-- Exercise --
Extract all lines containing "label".

= = = =

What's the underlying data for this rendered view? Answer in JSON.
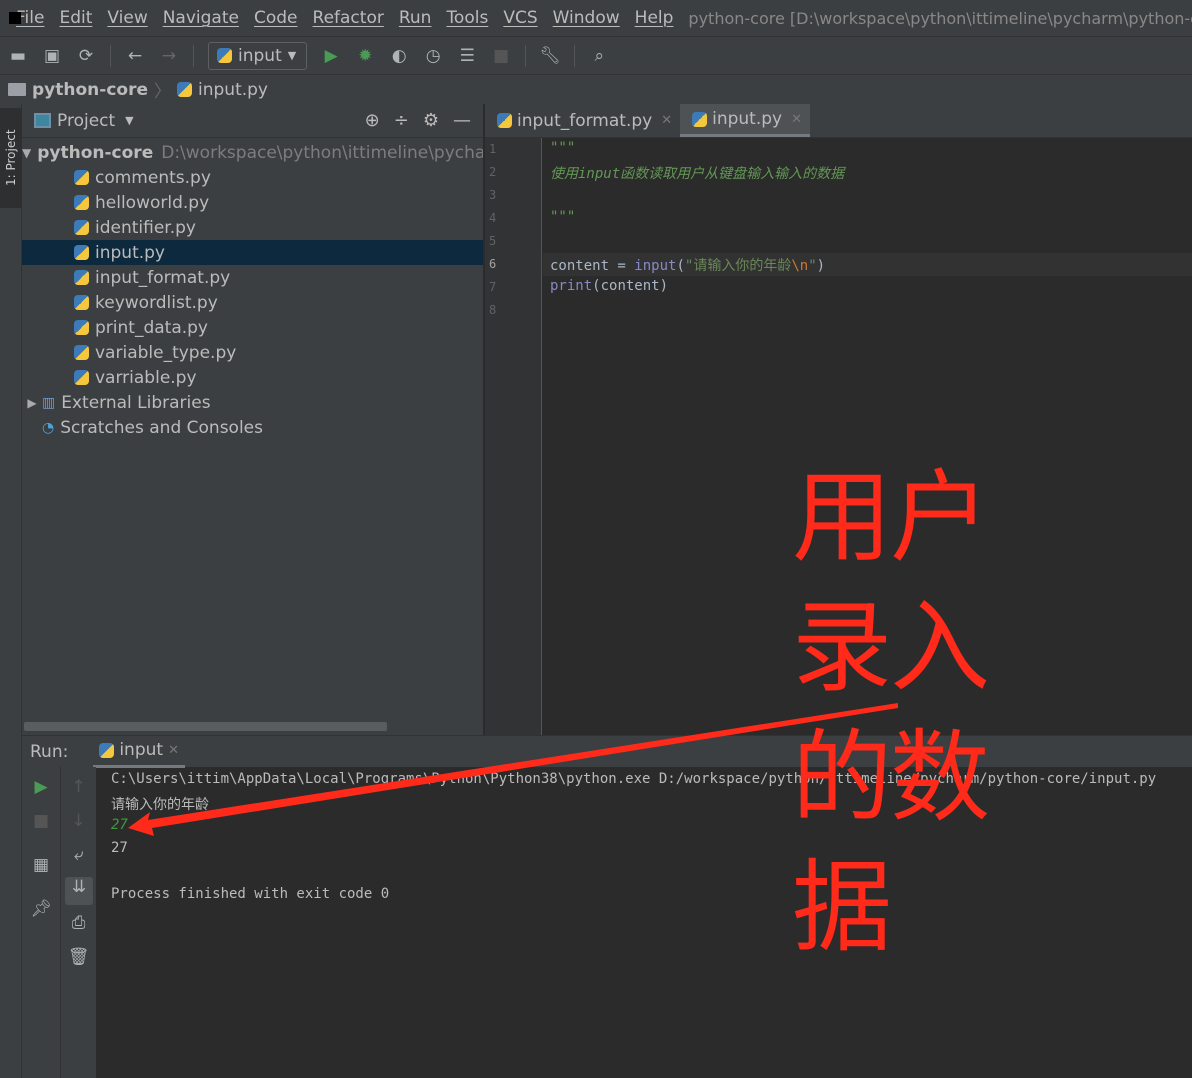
{
  "menu": {
    "items": [
      "File",
      "Edit",
      "View",
      "Navigate",
      "Code",
      "Refactor",
      "Run",
      "Tools",
      "VCS",
      "Window",
      "Help"
    ],
    "title": "python-core [D:\\workspace\\python\\ittimeline\\pycharm\\python-core]"
  },
  "toolbar": {
    "run_config": "input"
  },
  "breadcrumb": {
    "project": "python-core",
    "file": "input.py"
  },
  "sidebar": {
    "tab": "1: Project"
  },
  "project": {
    "header": "Project",
    "root": "python-core",
    "root_path": "D:\\workspace\\python\\ittimeline\\pycharm",
    "files": [
      "comments.py",
      "helloworld.py",
      "identifier.py",
      "input.py",
      "input_format.py",
      "keywordlist.py",
      "print_data.py",
      "variable_type.py",
      "varriable.py"
    ],
    "selected": "input.py",
    "external": "External Libraries",
    "scratches": "Scratches and Consoles"
  },
  "editor": {
    "tabs": [
      {
        "label": "input_format.py"
      },
      {
        "label": "input.py",
        "active": true
      }
    ],
    "lines": [
      "1",
      "2",
      "3",
      "4",
      "5",
      "6",
      "7",
      "8"
    ],
    "code": {
      "l1": "\"\"\"",
      "l2": "使用input函数读取用户从键盘输入输入的数据",
      "l4": "\"\"\"",
      "l6a": "content = ",
      "l6b": "input",
      "l6c": "(",
      "l6d": "\"请输入你的年龄",
      "l6e": "\\n",
      "l6f": "\"",
      "l6g": ")",
      "l7a": "print",
      "l7b": "(content)"
    }
  },
  "run": {
    "label": "Run:",
    "tab": "input",
    "console": [
      "C:\\Users\\ittim\\AppData\\Local\\Programs\\Python\\Python38\\python.exe D:/workspace/python/ittimeline/pycharm/python-core/input.py",
      "请输入你的年龄",
      "27",
      "27",
      "Process finished with exit code 0"
    ]
  },
  "annotation": {
    "lines": [
      "用户",
      "录入",
      "的数",
      "据"
    ],
    "color": "#ff2a1a"
  }
}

= = = =

-- Completed task --
        "label": "input_format.py"
        "label": "input.py",
    "label": "Run:",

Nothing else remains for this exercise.